**What is needed:** Copy without pictures. Please restate each line of the listing exactly.
----- Source data
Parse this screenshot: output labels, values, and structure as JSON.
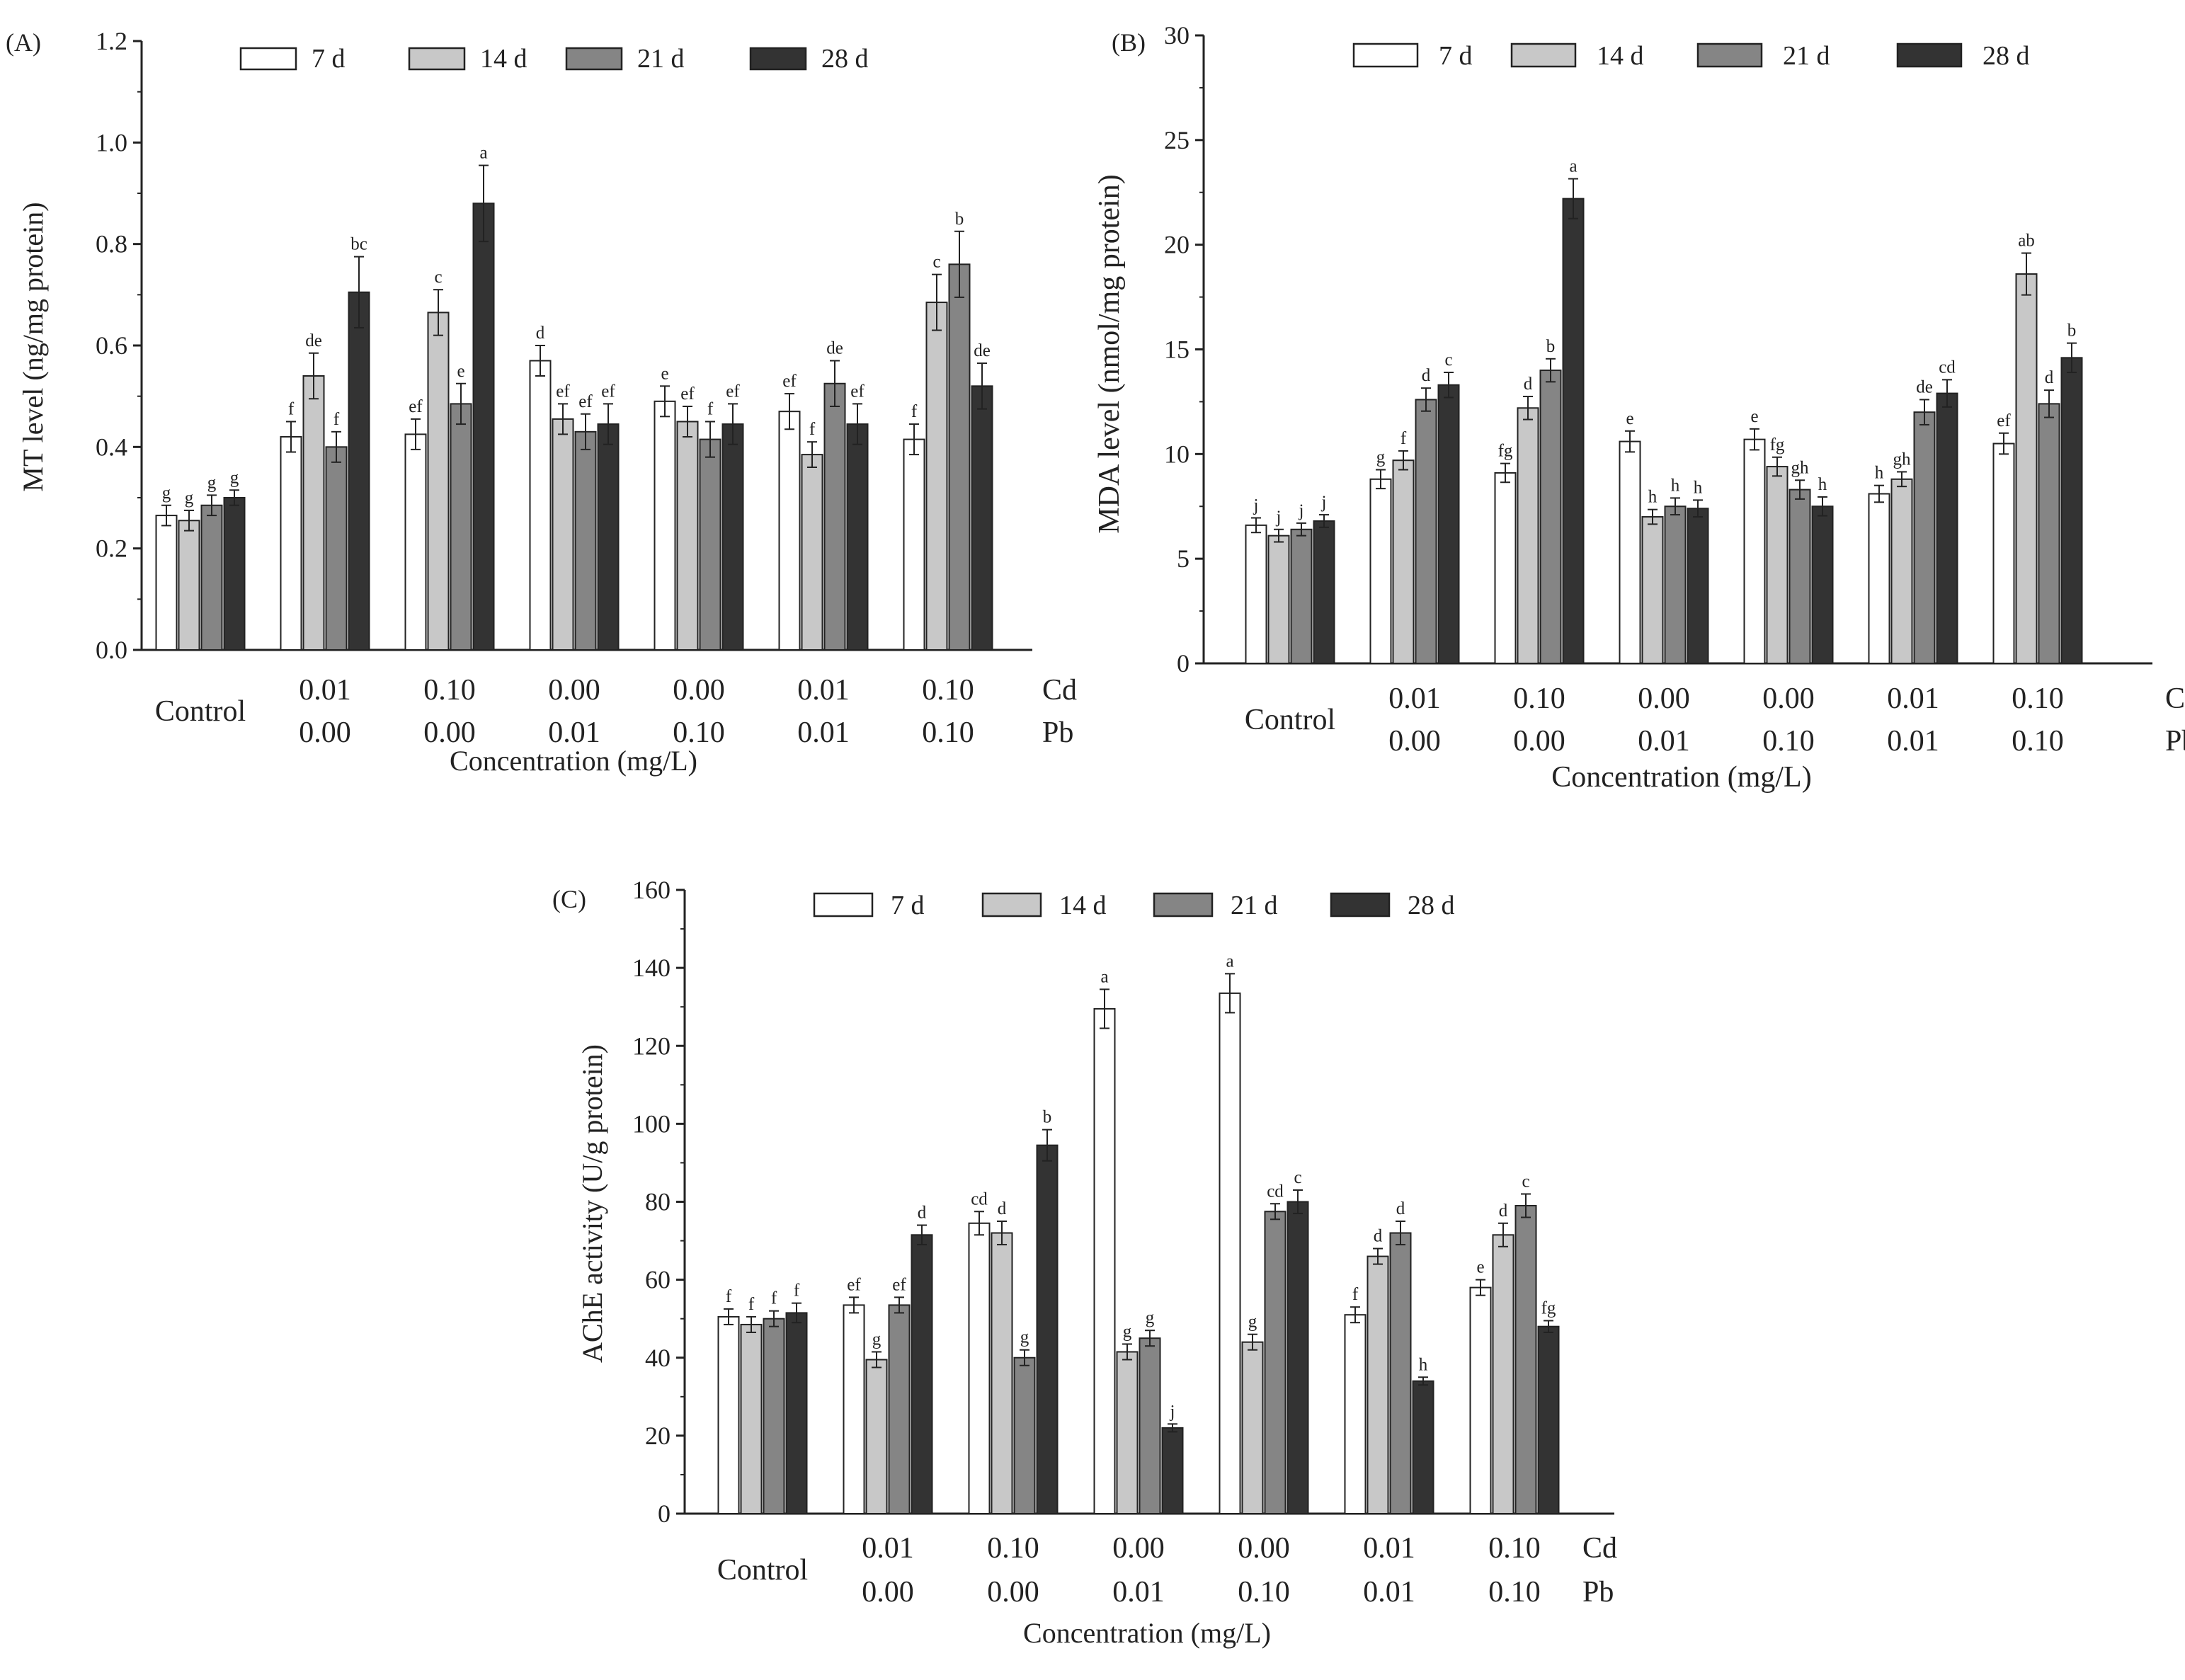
{
  "figure": {
    "legend_labels": [
      "7 d",
      "14 d",
      "21 d",
      "28 d"
    ],
    "series_colors": [
      "#ffffff",
      "#c8c8c8",
      "#858585",
      "#333333"
    ],
    "cd_label": "Cd",
    "pb_label": "Pb"
  },
  "chart_data": [
    {
      "type": "bar",
      "panel_label": "(A)",
      "ylabel": "MT level (ng/mg protein)",
      "xlabel": "Concentration (mg/L)",
      "ylim": [
        0,
        1.2
      ],
      "yticks": [
        0.0,
        0.2,
        0.4,
        0.6,
        0.8,
        1.0,
        1.2
      ],
      "ytick_labels": [
        "0.0",
        "0.2",
        "0.4",
        "0.6",
        "0.8",
        "1.0",
        "1.2"
      ],
      "categories": [
        {
          "top": "Control",
          "bottom": ""
        },
        {
          "top": "0.01",
          "bottom": "0.00"
        },
        {
          "top": "0.10",
          "bottom": "0.00"
        },
        {
          "top": "0.00",
          "bottom": "0.01"
        },
        {
          "top": "0.00",
          "bottom": "0.10"
        },
        {
          "top": "0.01",
          "bottom": "0.01"
        },
        {
          "top": "0.10",
          "bottom": "0.10"
        }
      ],
      "series": [
        {
          "name": "7 d",
          "values": [
            0.265,
            0.42,
            0.425,
            0.57,
            0.49,
            0.47,
            0.415
          ],
          "errors": [
            0.02,
            0.03,
            0.03,
            0.03,
            0.03,
            0.035,
            0.03
          ],
          "letters": [
            "g",
            "f",
            "ef",
            "d",
            "e",
            "ef",
            "f"
          ]
        },
        {
          "name": "14 d",
          "values": [
            0.255,
            0.54,
            0.665,
            0.455,
            0.45,
            0.385,
            0.685
          ],
          "errors": [
            0.02,
            0.045,
            0.045,
            0.03,
            0.03,
            0.025,
            0.055
          ],
          "letters": [
            "g",
            "de",
            "c",
            "ef",
            "ef",
            "f",
            "c"
          ]
        },
        {
          "name": "21 d",
          "values": [
            0.285,
            0.4,
            0.485,
            0.43,
            0.415,
            0.525,
            0.76
          ],
          "errors": [
            0.02,
            0.03,
            0.04,
            0.035,
            0.035,
            0.045,
            0.065
          ],
          "letters": [
            "g",
            "f",
            "e",
            "ef",
            "f",
            "de",
            "b"
          ]
        },
        {
          "name": "28 d",
          "values": [
            0.3,
            0.705,
            0.88,
            0.445,
            0.445,
            0.445,
            0.52
          ],
          "errors": [
            0.015,
            0.07,
            0.075,
            0.04,
            0.04,
            0.04,
            0.045
          ],
          "letters": [
            "g",
            "bc",
            "a",
            "ef",
            "ef",
            "ef",
            "de"
          ]
        }
      ]
    },
    {
      "type": "bar",
      "panel_label": "(B)",
      "ylabel": "MDA level (nmol/mg protein)",
      "xlabel": "Concentration (mg/L)",
      "ylim": [
        0,
        30
      ],
      "yticks": [
        0,
        5,
        10,
        15,
        20,
        25,
        30
      ],
      "ytick_labels": [
        "0",
        "5",
        "10",
        "15",
        "20",
        "25",
        "30"
      ],
      "categories": [
        {
          "top": "Control",
          "bottom": ""
        },
        {
          "top": "0.01",
          "bottom": "0.00"
        },
        {
          "top": "0.10",
          "bottom": "0.00"
        },
        {
          "top": "0.00",
          "bottom": "0.01"
        },
        {
          "top": "0.00",
          "bottom": "0.10"
        },
        {
          "top": "0.01",
          "bottom": "0.01"
        },
        {
          "top": "0.10",
          "bottom": "0.10"
        }
      ],
      "series": [
        {
          "name": "7 d",
          "values": [
            6.6,
            8.8,
            9.1,
            10.6,
            10.7,
            8.1,
            10.5
          ],
          "errors": [
            0.35,
            0.45,
            0.45,
            0.5,
            0.5,
            0.4,
            0.5
          ],
          "letters": [
            "j",
            "g",
            "fg",
            "e",
            "e",
            "h",
            "ef"
          ]
        },
        {
          "name": "14 d",
          "values": [
            6.1,
            9.7,
            12.2,
            7.0,
            9.4,
            8.8,
            18.6
          ],
          "errors": [
            0.3,
            0.45,
            0.55,
            0.35,
            0.45,
            0.35,
            1.0
          ],
          "letters": [
            "j",
            "f",
            "d",
            "h",
            "fg",
            "gh",
            "ab"
          ]
        },
        {
          "name": "21 d",
          "values": [
            6.4,
            12.6,
            14.0,
            7.5,
            8.3,
            12.0,
            12.4
          ],
          "errors": [
            0.3,
            0.55,
            0.55,
            0.4,
            0.45,
            0.6,
            0.65
          ],
          "letters": [
            "j",
            "d",
            "b",
            "h",
            "gh",
            "de",
            "d"
          ]
        },
        {
          "name": "28 d",
          "values": [
            6.8,
            13.3,
            22.2,
            7.4,
            7.5,
            12.9,
            14.6
          ],
          "errors": [
            0.3,
            0.6,
            0.95,
            0.4,
            0.45,
            0.65,
            0.7
          ],
          "letters": [
            "j",
            "c",
            "a",
            "h",
            "h",
            "cd",
            "b"
          ]
        }
      ]
    },
    {
      "type": "bar",
      "panel_label": "(C)",
      "ylabel": "AChE activity (U/g protein)",
      "xlabel": "Concentration (mg/L)",
      "ylim": [
        0,
        160
      ],
      "yticks": [
        0,
        20,
        40,
        60,
        80,
        100,
        120,
        140,
        160
      ],
      "ytick_labels": [
        "0",
        "20",
        "40",
        "60",
        "80",
        "100",
        "120",
        "140",
        "160"
      ],
      "categories": [
        {
          "top": "Control",
          "bottom": ""
        },
        {
          "top": "0.01",
          "bottom": "0.00"
        },
        {
          "top": "0.10",
          "bottom": "0.00"
        },
        {
          "top": "0.00",
          "bottom": "0.01"
        },
        {
          "top": "0.00",
          "bottom": "0.10"
        },
        {
          "top": "0.01",
          "bottom": "0.01"
        },
        {
          "top": "0.10",
          "bottom": "0.10"
        }
      ],
      "series": [
        {
          "name": "7 d",
          "values": [
            50.5,
            53.5,
            74.5,
            129.5,
            133.5,
            51.0,
            58.0
          ],
          "errors": [
            2.0,
            2.0,
            3.0,
            5.0,
            5.0,
            2.0,
            2.0
          ],
          "letters": [
            "f",
            "ef",
            "cd",
            "a",
            "a",
            "f",
            "e"
          ]
        },
        {
          "name": "14 d",
          "values": [
            48.5,
            39.5,
            72.0,
            41.5,
            44.0,
            66.0,
            71.5
          ],
          "errors": [
            2.0,
            2.0,
            3.0,
            2.0,
            2.0,
            2.0,
            3.0
          ],
          "letters": [
            "f",
            "g",
            "d",
            "g",
            "g",
            "d",
            "d"
          ]
        },
        {
          "name": "21 d",
          "values": [
            50.0,
            53.5,
            40.0,
            45.0,
            77.5,
            72.0,
            79.0
          ],
          "errors": [
            2.0,
            2.0,
            2.0,
            2.0,
            2.0,
            3.0,
            3.0
          ],
          "letters": [
            "f",
            "ef",
            "g",
            "g",
            "cd",
            "d",
            "c"
          ]
        },
        {
          "name": "28 d",
          "values": [
            51.5,
            71.5,
            94.5,
            22.0,
            80.0,
            34.0,
            48.0
          ],
          "errors": [
            2.5,
            2.5,
            4.0,
            1.0,
            3.0,
            1.0,
            1.5
          ],
          "letters": [
            "f",
            "d",
            "b",
            "j",
            "c",
            "h",
            "fg"
          ]
        }
      ]
    }
  ]
}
----------
**Exercise output:**
Parse this screenshot: output labels, values, and structure as JSON.
{
  "figure": {
    "legend_labels": [
      "7 d",
      "14 d",
      "21 d",
      "28 d"
    ],
    "series_colors": [
      "#ffffff",
      "#c8c8c8",
      "#858585",
      "#333333"
    ],
    "cd_label": "Cd",
    "pb_label": "Pb"
  },
  "chart_data": [
    {
      "type": "bar",
      "panel_label": "(A)",
      "ylabel": "MT level (ng/mg protein)",
      "xlabel": "Concentration (mg/L)",
      "ylim": [
        0,
        1.2
      ],
      "yticks": [
        0.0,
        0.2,
        0.4,
        0.6,
        0.8,
        1.0,
        1.2
      ],
      "ytick_labels": [
        "0.0",
        "0.2",
        "0.4",
        "0.6",
        "0.8",
        "1.0",
        "1.2"
      ],
      "categories": [
        {
          "top": "Control",
          "bottom": ""
        },
        {
          "top": "0.01",
          "bottom": "0.00"
        },
        {
          "top": "0.10",
          "bottom": "0.00"
        },
        {
          "top": "0.00",
          "bottom": "0.01"
        },
        {
          "top": "0.00",
          "bottom": "0.10"
        },
        {
          "top": "0.01",
          "bottom": "0.01"
        },
        {
          "top": "0.10",
          "bottom": "0.10"
        }
      ],
      "series": [
        {
          "name": "7 d",
          "values": [
            0.265,
            0.42,
            0.425,
            0.57,
            0.49,
            0.47,
            0.415
          ],
          "errors": [
            0.02,
            0.03,
            0.03,
            0.03,
            0.03,
            0.035,
            0.03
          ],
          "letters": [
            "g",
            "f",
            "ef",
            "d",
            "e",
            "ef",
            "f"
          ]
        },
        {
          "name": "14 d",
          "values": [
            0.255,
            0.54,
            0.665,
            0.455,
            0.45,
            0.385,
            0.685
          ],
          "errors": [
            0.02,
            0.045,
            0.045,
            0.03,
            0.03,
            0.025,
            0.055
          ],
          "letters": [
            "g",
            "de",
            "c",
            "ef",
            "ef",
            "f",
            "c"
          ]
        },
        {
          "name": "21 d",
          "values": [
            0.285,
            0.4,
            0.485,
            0.43,
            0.415,
            0.525,
            0.76
          ],
          "errors": [
            0.02,
            0.03,
            0.04,
            0.035,
            0.035,
            0.045,
            0.065
          ],
          "letters": [
            "g",
            "f",
            "e",
            "ef",
            "f",
            "de",
            "b"
          ]
        },
        {
          "name": "28 d",
          "values": [
            0.3,
            0.705,
            0.88,
            0.445,
            0.445,
            0.445,
            0.52
          ],
          "errors": [
            0.015,
            0.07,
            0.075,
            0.04,
            0.04,
            0.04,
            0.045
          ],
          "letters": [
            "g",
            "bc",
            "a",
            "ef",
            "ef",
            "ef",
            "de"
          ]
        }
      ]
    },
    {
      "type": "bar",
      "panel_label": "(B)",
      "ylabel": "MDA level (nmol/mg protein)",
      "xlabel": "Concentration (mg/L)",
      "ylim": [
        0,
        30
      ],
      "yticks": [
        0,
        5,
        10,
        15,
        20,
        25,
        30
      ],
      "ytick_labels": [
        "0",
        "5",
        "10",
        "15",
        "20",
        "25",
        "30"
      ],
      "categories": [
        {
          "top": "Control",
          "bottom": ""
        },
        {
          "top": "0.01",
          "bottom": "0.00"
        },
        {
          "top": "0.10",
          "bottom": "0.00"
        },
        {
          "top": "0.00",
          "bottom": "0.01"
        },
        {
          "top": "0.00",
          "bottom": "0.10"
        },
        {
          "top": "0.01",
          "bottom": "0.01"
        },
        {
          "top": "0.10",
          "bottom": "0.10"
        }
      ],
      "series": [
        {
          "name": "7 d",
          "values": [
            6.6,
            8.8,
            9.1,
            10.6,
            10.7,
            8.1,
            10.5
          ],
          "errors": [
            0.35,
            0.45,
            0.45,
            0.5,
            0.5,
            0.4,
            0.5
          ],
          "letters": [
            "j",
            "g",
            "fg",
            "e",
            "e",
            "h",
            "ef"
          ]
        },
        {
          "name": "14 d",
          "values": [
            6.1,
            9.7,
            12.2,
            7.0,
            9.4,
            8.8,
            18.6
          ],
          "errors": [
            0.3,
            0.45,
            0.55,
            0.35,
            0.45,
            0.35,
            1.0
          ],
          "letters": [
            "j",
            "f",
            "d",
            "h",
            "fg",
            "gh",
            "ab"
          ]
        },
        {
          "name": "21 d",
          "values": [
            6.4,
            12.6,
            14.0,
            7.5,
            8.3,
            12.0,
            12.4
          ],
          "errors": [
            0.3,
            0.55,
            0.55,
            0.4,
            0.45,
            0.6,
            0.65
          ],
          "letters": [
            "j",
            "d",
            "b",
            "h",
            "gh",
            "de",
            "d"
          ]
        },
        {
          "name": "28 d",
          "values": [
            6.8,
            13.3,
            22.2,
            7.4,
            7.5,
            12.9,
            14.6
          ],
          "errors": [
            0.3,
            0.6,
            0.95,
            0.4,
            0.45,
            0.65,
            0.7
          ],
          "letters": [
            "j",
            "c",
            "a",
            "h",
            "h",
            "cd",
            "b"
          ]
        }
      ]
    },
    {
      "type": "bar",
      "panel_label": "(C)",
      "ylabel": "AChE activity (U/g protein)",
      "xlabel": "Concentration (mg/L)",
      "ylim": [
        0,
        160
      ],
      "yticks": [
        0,
        20,
        40,
        60,
        80,
        100,
        120,
        140,
        160
      ],
      "ytick_labels": [
        "0",
        "20",
        "40",
        "60",
        "80",
        "100",
        "120",
        "140",
        "160"
      ],
      "categories": [
        {
          "top": "Control",
          "bottom": ""
        },
        {
          "top": "0.01",
          "bottom": "0.00"
        },
        {
          "top": "0.10",
          "bottom": "0.00"
        },
        {
          "top": "0.00",
          "bottom": "0.01"
        },
        {
          "top": "0.00",
          "bottom": "0.10"
        },
        {
          "top": "0.01",
          "bottom": "0.01"
        },
        {
          "top": "0.10",
          "bottom": "0.10"
        }
      ],
      "series": [
        {
          "name": "7 d",
          "values": [
            50.5,
            53.5,
            74.5,
            129.5,
            133.5,
            51.0,
            58.0
          ],
          "errors": [
            2.0,
            2.0,
            3.0,
            5.0,
            5.0,
            2.0,
            2.0
          ],
          "letters": [
            "f",
            "ef",
            "cd",
            "a",
            "a",
            "f",
            "e"
          ]
        },
        {
          "name": "14 d",
          "values": [
            48.5,
            39.5,
            72.0,
            41.5,
            44.0,
            66.0,
            71.5
          ],
          "errors": [
            2.0,
            2.0,
            3.0,
            2.0,
            2.0,
            2.0,
            3.0
          ],
          "letters": [
            "f",
            "g",
            "d",
            "g",
            "g",
            "d",
            "d"
          ]
        },
        {
          "name": "21 d",
          "values": [
            50.0,
            53.5,
            40.0,
            45.0,
            77.5,
            72.0,
            79.0
          ],
          "errors": [
            2.0,
            2.0,
            2.0,
            2.0,
            2.0,
            3.0,
            3.0
          ],
          "letters": [
            "f",
            "ef",
            "g",
            "g",
            "cd",
            "d",
            "c"
          ]
        },
        {
          "name": "28 d",
          "values": [
            51.5,
            71.5,
            94.5,
            22.0,
            80.0,
            34.0,
            48.0
          ],
          "errors": [
            2.5,
            2.5,
            4.0,
            1.0,
            3.0,
            1.0,
            1.5
          ],
          "letters": [
            "f",
            "d",
            "b",
            "j",
            "c",
            "h",
            "fg"
          ]
        }
      ]
    }
  ]
}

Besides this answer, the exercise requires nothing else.